**Brief**
Reproduce the line that holds "Convert this screenshot" together with all the lines after it up to the end of the entries.

Extracted records:
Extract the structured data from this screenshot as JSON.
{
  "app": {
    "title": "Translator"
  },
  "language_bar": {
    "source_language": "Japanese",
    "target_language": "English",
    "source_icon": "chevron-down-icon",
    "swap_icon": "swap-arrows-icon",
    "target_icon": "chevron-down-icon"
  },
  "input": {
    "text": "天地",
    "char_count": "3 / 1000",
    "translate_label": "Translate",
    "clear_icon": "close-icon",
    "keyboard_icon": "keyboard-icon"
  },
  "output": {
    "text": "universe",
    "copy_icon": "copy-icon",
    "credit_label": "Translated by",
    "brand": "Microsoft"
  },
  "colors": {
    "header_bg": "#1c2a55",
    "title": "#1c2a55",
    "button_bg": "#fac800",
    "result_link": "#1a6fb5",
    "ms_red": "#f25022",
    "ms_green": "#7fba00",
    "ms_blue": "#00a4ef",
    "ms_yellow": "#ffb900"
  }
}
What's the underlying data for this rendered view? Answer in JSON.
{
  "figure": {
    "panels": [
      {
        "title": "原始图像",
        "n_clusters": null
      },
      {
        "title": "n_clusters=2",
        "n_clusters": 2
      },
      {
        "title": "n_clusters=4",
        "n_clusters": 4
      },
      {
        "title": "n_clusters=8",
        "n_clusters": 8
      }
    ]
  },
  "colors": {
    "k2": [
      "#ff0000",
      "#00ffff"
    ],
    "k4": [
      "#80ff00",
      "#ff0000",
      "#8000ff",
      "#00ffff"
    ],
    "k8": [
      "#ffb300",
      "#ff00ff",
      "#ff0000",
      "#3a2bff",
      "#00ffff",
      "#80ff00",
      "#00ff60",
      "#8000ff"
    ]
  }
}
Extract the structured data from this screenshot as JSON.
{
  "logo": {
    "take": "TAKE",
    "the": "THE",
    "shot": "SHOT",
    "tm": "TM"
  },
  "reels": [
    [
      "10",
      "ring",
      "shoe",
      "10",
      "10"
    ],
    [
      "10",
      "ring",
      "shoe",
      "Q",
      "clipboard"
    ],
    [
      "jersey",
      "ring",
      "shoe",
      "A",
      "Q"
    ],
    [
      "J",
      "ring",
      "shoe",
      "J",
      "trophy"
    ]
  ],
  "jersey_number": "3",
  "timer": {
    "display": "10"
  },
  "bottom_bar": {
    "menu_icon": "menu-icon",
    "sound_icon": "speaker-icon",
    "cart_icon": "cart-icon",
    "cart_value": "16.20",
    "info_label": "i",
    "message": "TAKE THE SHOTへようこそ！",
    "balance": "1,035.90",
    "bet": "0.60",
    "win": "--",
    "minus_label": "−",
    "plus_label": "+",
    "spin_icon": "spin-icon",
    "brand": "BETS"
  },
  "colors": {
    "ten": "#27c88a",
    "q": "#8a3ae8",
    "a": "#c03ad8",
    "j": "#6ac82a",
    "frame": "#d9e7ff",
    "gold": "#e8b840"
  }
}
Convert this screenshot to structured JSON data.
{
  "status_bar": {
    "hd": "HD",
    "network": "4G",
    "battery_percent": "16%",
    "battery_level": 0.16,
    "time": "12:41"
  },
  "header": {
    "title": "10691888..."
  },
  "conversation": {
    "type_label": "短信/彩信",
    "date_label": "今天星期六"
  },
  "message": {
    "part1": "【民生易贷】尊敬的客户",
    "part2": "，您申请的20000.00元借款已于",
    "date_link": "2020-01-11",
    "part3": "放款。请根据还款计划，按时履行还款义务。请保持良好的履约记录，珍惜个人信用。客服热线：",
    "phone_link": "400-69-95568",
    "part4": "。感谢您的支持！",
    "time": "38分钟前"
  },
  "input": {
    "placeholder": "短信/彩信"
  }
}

**In response**
Convert this screenshot to structured JSON data.
{
  "status_bar": {
    "hd": "HD",
    "network": "4G",
    "battery_percent": "16%",
    "battery_level": 0.16,
    "time": "12:41"
  },
  "header": {
    "title": "10691888..."
  },
  "conversation": {
    "type_label": "短信/彩信",
    "date_label": "今天星期六"
  },
  "message": {
    "part1": "【民生易贷】尊敬的客户",
    "part2": "，您申请的20000.00元借款已于",
    "date_link": "2020-01-11",
    "part3": "放款。请根据还款计划，按时履行还款义务。请保持良好的履约记录，珍惜个人信用。客服热线：",
    "phone_link": "400-69-95568",
    "part4": "。感谢您的支持！",
    "time": "38分钟前"
  },
  "input": {
    "placeholder": "短信/彩信"
  }
}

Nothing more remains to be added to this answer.